#### PROBLEM TO WORK ON
Retype every entry word for word.

'''

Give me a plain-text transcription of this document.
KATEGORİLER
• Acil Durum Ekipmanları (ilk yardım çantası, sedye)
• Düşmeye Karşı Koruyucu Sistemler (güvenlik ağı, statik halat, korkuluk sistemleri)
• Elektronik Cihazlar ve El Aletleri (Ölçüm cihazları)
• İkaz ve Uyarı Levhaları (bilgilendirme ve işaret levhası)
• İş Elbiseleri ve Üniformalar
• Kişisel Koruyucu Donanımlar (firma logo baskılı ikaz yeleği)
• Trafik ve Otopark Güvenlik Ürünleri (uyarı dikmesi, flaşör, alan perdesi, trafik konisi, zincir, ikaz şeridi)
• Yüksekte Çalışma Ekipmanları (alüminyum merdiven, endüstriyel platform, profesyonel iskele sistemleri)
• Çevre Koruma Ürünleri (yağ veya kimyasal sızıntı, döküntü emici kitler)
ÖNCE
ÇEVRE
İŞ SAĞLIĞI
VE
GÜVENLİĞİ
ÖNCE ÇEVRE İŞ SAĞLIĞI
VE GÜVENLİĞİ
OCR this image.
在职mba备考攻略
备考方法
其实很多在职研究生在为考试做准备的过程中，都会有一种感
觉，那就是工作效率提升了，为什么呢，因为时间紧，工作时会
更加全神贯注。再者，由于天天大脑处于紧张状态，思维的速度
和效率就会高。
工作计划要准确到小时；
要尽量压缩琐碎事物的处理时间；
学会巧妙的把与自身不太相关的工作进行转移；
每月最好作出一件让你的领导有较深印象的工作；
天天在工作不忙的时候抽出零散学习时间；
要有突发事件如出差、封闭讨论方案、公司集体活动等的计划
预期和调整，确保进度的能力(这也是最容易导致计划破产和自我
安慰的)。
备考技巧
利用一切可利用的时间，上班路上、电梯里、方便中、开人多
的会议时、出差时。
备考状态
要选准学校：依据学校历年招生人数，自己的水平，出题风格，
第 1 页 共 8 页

'''

#### WRITTEN REPLY
Give me a plain-text transcription of this document.
KATEGORİLER
• Acil Durum Ekipmanları (ilk yardım çantası, sedye)
• Düşmeye Karşı Koruyucu Sistemler (güvenlik ağı, statik halat, korkuluk sistemleri)
• Elektronik Cihazlar ve El Aletleri (Ölçüm cihazları)
• İkaz ve Uyarı Levhaları (bilgilendirme ve işaret levhası)
• İş Elbiseleri ve Üniformalar
• Kişisel Koruyucu Donanımlar (firma logo baskılı ikaz yeleği)
• Trafik ve Otopark Güvenlik Ürünleri (uyarı dikmesi, flaşör, alan perdesi, trafik konisi, zincir, ikaz şeridi)
• Yüksekte Çalışma Ekipmanları (alüminyum merdiven, endüstriyel platform, profesyonel iskele sistemleri)
• Çevre Koruma Ürünleri (yağ veya kimyasal sızıntı, döküntü emici kitler)
ÖNCE
ÇEVRE
İŞ SAĞLIĞI
VE
GÜVENLİĞİ
ÖNCE ÇEVRE İŞ SAĞLIĞI
VE GÜVENLİĞİ
OCR this image.
在职mba备考攻略
备考方法
其实很多在职研究生在为考试做准备的过程中，都会有一种感
觉，那就是工作效率提升了，为什么呢，因为时间紧，工作时会
更加全神贯注。再者，由于天天大脑处于紧张状态，思维的速度
和效率就会高。
工作计划要准确到小时；
要尽量压缩琐碎事物的处理时间；
学会巧妙的把与自身不太相关的工作进行转移；
每月最好作出一件让你的领导有较深印象的工作；
天天在工作不忙的时候抽出零散学习时间；
要有突发事件如出差、封闭讨论方案、公司集体活动等的计划
预期和调整，确保进度的能力(这也是最容易导致计划破产和自我
安慰的)。
备考技巧
利用一切可利用的时间，上班路上、电梯里、方便中、开人多
的会议时、出差时。
备考状态
要选准学校：依据学校历年招生人数，自己的水平，出题风格，
第 1 页 共 8 页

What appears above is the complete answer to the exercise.